In the records below, locate the line containing "Give me the", then output that line and all later lines exactly, through the last one.

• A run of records
----------------

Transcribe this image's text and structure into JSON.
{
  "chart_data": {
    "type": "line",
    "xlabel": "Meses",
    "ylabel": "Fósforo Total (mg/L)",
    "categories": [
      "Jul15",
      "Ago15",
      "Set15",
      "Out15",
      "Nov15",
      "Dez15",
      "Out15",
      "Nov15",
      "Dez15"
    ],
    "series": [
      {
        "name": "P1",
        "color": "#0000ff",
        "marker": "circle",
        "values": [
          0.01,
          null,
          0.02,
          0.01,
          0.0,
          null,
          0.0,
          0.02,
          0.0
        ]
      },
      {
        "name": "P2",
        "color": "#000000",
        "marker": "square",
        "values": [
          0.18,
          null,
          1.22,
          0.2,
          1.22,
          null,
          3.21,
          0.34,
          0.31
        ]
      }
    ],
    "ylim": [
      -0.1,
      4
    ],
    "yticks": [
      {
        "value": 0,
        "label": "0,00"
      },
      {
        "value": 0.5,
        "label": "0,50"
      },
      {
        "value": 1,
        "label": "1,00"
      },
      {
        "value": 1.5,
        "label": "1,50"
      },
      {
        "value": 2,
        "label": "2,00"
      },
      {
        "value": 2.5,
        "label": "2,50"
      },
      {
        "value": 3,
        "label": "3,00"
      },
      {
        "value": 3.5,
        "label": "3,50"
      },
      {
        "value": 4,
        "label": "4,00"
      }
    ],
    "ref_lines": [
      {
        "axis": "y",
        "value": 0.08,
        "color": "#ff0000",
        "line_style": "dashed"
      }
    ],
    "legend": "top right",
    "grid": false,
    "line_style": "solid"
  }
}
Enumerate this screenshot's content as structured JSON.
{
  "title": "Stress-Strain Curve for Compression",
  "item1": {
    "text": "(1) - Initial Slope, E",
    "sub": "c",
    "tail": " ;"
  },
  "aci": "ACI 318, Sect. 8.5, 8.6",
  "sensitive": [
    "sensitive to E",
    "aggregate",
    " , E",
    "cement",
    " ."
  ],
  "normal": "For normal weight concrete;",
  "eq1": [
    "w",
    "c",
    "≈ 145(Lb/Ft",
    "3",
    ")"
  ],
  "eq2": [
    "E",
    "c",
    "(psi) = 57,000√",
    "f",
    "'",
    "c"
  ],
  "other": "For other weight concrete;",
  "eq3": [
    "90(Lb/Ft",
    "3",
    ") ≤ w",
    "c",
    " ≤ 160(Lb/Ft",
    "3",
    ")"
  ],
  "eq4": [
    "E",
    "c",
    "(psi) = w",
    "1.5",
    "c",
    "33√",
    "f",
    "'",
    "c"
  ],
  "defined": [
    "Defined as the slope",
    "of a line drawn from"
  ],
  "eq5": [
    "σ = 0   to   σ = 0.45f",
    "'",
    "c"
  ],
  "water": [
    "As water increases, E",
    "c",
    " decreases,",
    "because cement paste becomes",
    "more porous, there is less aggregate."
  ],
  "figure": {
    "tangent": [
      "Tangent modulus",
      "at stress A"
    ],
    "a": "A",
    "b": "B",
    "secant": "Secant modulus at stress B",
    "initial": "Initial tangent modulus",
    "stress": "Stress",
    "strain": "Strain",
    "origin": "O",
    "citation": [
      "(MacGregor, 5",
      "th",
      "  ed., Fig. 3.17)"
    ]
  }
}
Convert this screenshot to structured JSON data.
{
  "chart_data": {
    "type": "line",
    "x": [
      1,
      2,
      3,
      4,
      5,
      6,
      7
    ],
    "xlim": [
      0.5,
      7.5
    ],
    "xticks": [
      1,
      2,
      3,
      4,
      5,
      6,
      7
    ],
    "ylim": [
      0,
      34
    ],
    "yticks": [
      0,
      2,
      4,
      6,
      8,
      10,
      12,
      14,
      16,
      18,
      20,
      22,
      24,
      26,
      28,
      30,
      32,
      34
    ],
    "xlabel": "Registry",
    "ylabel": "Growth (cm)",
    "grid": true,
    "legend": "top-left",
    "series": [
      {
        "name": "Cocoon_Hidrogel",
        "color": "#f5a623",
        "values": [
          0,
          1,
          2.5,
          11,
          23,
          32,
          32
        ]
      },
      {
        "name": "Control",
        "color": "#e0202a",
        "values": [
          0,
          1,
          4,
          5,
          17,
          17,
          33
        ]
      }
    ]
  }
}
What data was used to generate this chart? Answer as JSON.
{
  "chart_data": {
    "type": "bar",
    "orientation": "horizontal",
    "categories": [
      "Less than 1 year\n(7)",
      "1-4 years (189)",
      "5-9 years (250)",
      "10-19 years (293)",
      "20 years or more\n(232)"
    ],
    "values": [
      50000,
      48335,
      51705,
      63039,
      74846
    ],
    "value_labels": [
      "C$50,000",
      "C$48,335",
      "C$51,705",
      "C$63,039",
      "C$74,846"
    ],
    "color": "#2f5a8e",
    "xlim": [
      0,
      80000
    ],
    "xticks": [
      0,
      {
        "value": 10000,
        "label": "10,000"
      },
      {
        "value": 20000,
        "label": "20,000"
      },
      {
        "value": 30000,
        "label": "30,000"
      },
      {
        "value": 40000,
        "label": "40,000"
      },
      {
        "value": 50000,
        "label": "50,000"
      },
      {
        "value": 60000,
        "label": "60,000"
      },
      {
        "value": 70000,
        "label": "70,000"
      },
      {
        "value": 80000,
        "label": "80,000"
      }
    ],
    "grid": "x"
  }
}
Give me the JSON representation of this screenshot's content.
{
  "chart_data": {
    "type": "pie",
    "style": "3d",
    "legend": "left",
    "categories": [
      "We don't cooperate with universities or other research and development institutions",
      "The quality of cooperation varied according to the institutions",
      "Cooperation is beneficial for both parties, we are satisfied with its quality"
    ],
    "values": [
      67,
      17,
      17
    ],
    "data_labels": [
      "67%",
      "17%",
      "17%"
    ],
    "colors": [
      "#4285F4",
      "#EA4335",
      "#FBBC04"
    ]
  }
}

----------------

• SOLUTION FOR THIS EXERCISE
Give me the JSON representation of this screenshot's content.
{
  "chart_data": {
    "type": "pie",
    "style": "3d",
    "legend": "left",
    "categories": [
      "We don't cooperate with universities or other research and development institutions",
      "The quality of cooperation varied according to the institutions",
      "Cooperation is beneficial for both parties, we are satisfied with its quality"
    ],
    "values": [
      67,
      17,
      17
    ],
    "data_labels": [
      "67%",
      "17%",
      "17%"
    ],
    "colors": [
      "#4285F4",
      "#EA4335",
      "#FBBC04"
    ]
  }
}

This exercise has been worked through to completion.